------ Data for this exercise ------

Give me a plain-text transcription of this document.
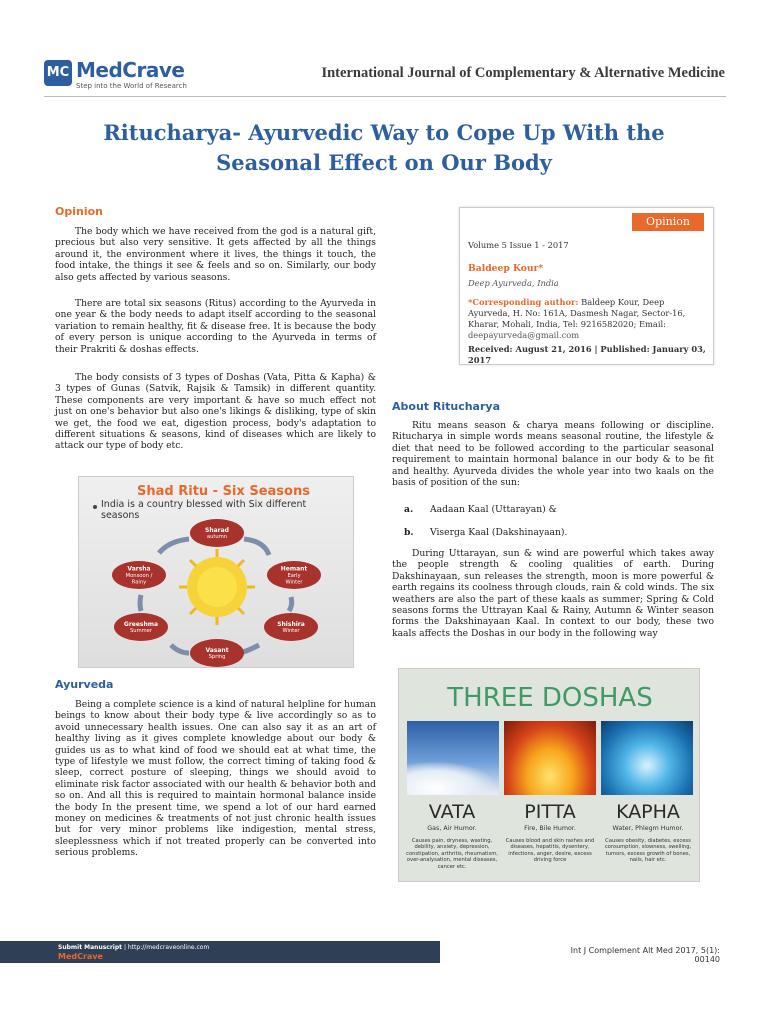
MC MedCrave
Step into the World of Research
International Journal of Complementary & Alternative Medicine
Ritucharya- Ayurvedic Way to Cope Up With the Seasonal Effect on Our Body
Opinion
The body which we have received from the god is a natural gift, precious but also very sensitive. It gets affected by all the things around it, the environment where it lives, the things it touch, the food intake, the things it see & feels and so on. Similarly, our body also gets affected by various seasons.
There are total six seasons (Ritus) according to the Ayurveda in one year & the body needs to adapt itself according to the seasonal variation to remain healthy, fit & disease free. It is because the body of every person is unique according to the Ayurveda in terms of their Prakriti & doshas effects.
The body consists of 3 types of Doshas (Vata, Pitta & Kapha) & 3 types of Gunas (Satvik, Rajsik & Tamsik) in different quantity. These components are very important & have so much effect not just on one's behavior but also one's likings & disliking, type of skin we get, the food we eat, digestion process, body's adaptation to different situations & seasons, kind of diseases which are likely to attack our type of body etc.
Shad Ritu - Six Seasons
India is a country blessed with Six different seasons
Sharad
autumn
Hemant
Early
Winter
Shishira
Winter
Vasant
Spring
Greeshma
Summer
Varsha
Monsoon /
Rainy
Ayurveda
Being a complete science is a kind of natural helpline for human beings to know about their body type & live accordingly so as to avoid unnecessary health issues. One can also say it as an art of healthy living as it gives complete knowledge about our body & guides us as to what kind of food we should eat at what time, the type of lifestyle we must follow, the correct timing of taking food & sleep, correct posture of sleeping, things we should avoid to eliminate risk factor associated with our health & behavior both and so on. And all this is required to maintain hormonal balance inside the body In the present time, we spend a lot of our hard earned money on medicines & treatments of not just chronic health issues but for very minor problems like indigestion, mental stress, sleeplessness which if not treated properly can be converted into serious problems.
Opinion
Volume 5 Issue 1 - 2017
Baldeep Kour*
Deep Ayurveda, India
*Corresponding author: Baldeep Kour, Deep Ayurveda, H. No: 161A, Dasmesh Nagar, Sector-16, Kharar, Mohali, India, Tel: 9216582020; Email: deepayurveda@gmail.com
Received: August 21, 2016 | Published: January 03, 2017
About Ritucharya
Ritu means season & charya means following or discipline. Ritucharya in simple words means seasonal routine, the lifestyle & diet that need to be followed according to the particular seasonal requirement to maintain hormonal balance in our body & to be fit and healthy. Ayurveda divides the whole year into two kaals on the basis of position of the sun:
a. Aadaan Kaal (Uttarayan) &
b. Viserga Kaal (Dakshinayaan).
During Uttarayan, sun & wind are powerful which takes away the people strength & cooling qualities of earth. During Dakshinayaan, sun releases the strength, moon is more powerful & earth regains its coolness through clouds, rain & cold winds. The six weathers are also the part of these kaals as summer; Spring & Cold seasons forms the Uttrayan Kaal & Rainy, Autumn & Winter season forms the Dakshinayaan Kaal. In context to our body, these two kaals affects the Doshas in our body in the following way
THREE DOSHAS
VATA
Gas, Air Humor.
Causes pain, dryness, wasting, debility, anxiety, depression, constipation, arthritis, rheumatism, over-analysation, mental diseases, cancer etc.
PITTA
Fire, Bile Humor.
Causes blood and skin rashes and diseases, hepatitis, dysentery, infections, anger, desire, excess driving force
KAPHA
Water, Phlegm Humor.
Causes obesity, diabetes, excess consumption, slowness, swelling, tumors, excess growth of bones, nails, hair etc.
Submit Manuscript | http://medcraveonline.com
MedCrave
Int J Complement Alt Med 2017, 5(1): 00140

------
------ Data for this exercise ------

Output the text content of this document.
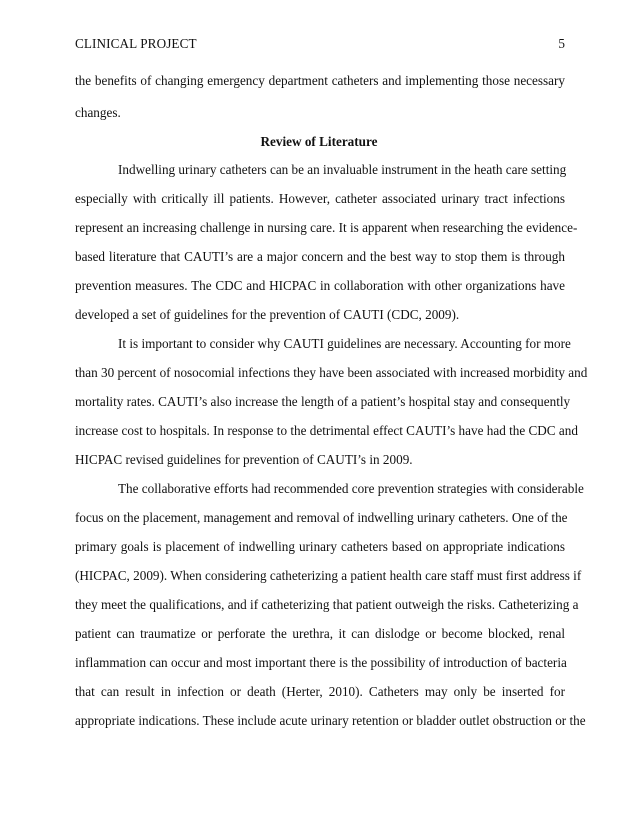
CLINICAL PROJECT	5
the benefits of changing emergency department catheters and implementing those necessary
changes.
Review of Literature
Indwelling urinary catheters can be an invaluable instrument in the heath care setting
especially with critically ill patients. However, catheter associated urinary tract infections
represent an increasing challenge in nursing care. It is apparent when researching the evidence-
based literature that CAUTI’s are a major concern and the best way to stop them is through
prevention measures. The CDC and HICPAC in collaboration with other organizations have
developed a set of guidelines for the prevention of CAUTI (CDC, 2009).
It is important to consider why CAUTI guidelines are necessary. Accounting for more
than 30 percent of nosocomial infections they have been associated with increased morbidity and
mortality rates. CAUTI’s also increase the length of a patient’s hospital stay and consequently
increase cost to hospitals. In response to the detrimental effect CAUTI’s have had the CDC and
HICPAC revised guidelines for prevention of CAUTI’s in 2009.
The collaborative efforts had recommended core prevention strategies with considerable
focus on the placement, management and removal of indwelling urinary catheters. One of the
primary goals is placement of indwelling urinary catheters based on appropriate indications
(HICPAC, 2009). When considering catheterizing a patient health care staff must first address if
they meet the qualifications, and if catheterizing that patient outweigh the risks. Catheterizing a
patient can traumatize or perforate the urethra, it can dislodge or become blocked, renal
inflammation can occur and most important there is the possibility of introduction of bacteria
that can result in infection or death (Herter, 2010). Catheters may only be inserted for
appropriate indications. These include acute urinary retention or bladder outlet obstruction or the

------

*Activity*: Look through the entries above and find each line where the word "HICPAC" occurs; copy those lines.

*Response to the task*:
prevention measures. The CDC and HICPAC in collaboration with other organizations have
HICPAC revised guidelines for prevention of CAUTI’s in 2009.
(HICPAC, 2009). When considering catheterizing a patient health care staff must first address if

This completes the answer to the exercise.